Goal of the exercise:
Put the lines below into a Markdown table with two columns, "No." for the row number and "Line" for the line itself, and leave out any blank lines.
——————————
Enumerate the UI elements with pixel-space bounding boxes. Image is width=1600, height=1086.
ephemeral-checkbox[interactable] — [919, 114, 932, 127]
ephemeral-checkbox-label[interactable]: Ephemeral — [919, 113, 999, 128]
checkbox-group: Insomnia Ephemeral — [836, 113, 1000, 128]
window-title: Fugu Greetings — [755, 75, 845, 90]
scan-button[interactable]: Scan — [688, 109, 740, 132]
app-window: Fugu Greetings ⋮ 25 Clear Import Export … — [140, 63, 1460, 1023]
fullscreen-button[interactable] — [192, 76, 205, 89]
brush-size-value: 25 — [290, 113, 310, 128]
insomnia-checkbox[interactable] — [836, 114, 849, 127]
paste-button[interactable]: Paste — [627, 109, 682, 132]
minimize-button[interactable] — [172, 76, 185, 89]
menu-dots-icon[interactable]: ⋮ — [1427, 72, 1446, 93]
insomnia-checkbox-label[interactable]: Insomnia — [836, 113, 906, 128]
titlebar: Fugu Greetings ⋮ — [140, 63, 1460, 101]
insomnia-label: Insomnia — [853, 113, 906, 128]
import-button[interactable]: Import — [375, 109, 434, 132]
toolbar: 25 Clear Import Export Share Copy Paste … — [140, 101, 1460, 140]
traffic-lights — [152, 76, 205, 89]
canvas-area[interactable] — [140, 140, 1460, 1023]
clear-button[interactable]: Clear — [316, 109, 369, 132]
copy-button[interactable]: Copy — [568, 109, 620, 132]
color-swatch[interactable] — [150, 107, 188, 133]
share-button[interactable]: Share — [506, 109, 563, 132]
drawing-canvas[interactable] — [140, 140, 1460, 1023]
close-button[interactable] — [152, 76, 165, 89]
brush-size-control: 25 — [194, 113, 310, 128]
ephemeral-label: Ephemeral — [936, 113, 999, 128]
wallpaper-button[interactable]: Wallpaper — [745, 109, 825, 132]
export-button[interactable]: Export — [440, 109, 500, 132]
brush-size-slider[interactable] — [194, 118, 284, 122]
——————————
Result of this task:
| No. | Line |
|---|---|
| 1 | Enumerate the UI elements with pixel-space bounding boxes. Image is width=1600, height=1086. |
| 2 | ephemeral-checkbox[interactable] — [919, 114, 932, 127] |
| 3 | ephemeral-checkbox-label[interactable]: Ephemeral — [919, 113, 999, 128] |
| 4 | checkbox-group: Insomnia Ephemeral — [836, 113, 1000, 128] |
| 5 | window-title: Fugu Greetings — [755, 75, 845, 90] |
| 6 | scan-button[interactable]: Scan — [688, 109, 740, 132] |
| 7 | app-window: Fugu Greetings ⋮ 25 Clear Import Export … — [140, 63, 1460, 1023] |
| 8 | fullscreen-button[interactable] — [192, 76, 205, 89] |
| 9 | brush-size-value: 25 — [290, 113, 310, 128] |
| 10 | insomnia-checkbox[interactable] — [836, 114, 849, 127] |
| 11 | paste-button[interactable]: Paste — [627, 109, 682, 132] |
| 12 | minimize-button[interactable] — [172, 76, 185, 89] |
| 13 | menu-dots-icon[interactable]: ⋮ — [1427, 72, 1446, 93] |
| 14 | insomnia-checkbox-label[interactable]: Insomnia — [836, 113, 906, 128] |
| 15 | titlebar: Fugu Greetings ⋮ — [140, 63, 1460, 101] |
| 16 | insomnia-label: Insomnia — [853, 113, 906, 128] |
| 17 | import-button[interactable]: Import — [375, 109, 434, 132] |
| 18 | toolbar: 25 Clear Import Export Share Copy Paste … — [140, 101, 1460, 140] |
| 19 | traffic-lights — [152, 76, 205, 89] |
| 20 | canvas-area[interactable] — [140, 140, 1460, 1023] |
| 21 | clear-button[interactable]: Clear — [316, 109, 369, 132] |
| 22 | copy-button[interactable]: Copy — [568, 109, 620, 132] |
| 23 | color-swatch[interactable] — [150, 107, 188, 133] |
| 24 | share-button[interactable]: Share — [506, 109, 563, 132] |
| 25 | drawing-canvas[interactable] — [140, 140, 1460, 1023] |
| 26 | close-button[interactable] — [152, 76, 165, 89] |
| 27 | brush-size-control: 25 — [194, 113, 310, 128] |
| 28 | ephemeral-label: Ephemeral — [936, 113, 999, 128] |
| 29 | wallpaper-button[interactable]: Wallpaper — [745, 109, 825, 132] |
| 30 | export-button[interactable]: Export — [440, 109, 500, 132] |
| 31 | brush-size-slider[interactable] — [194, 118, 284, 122] |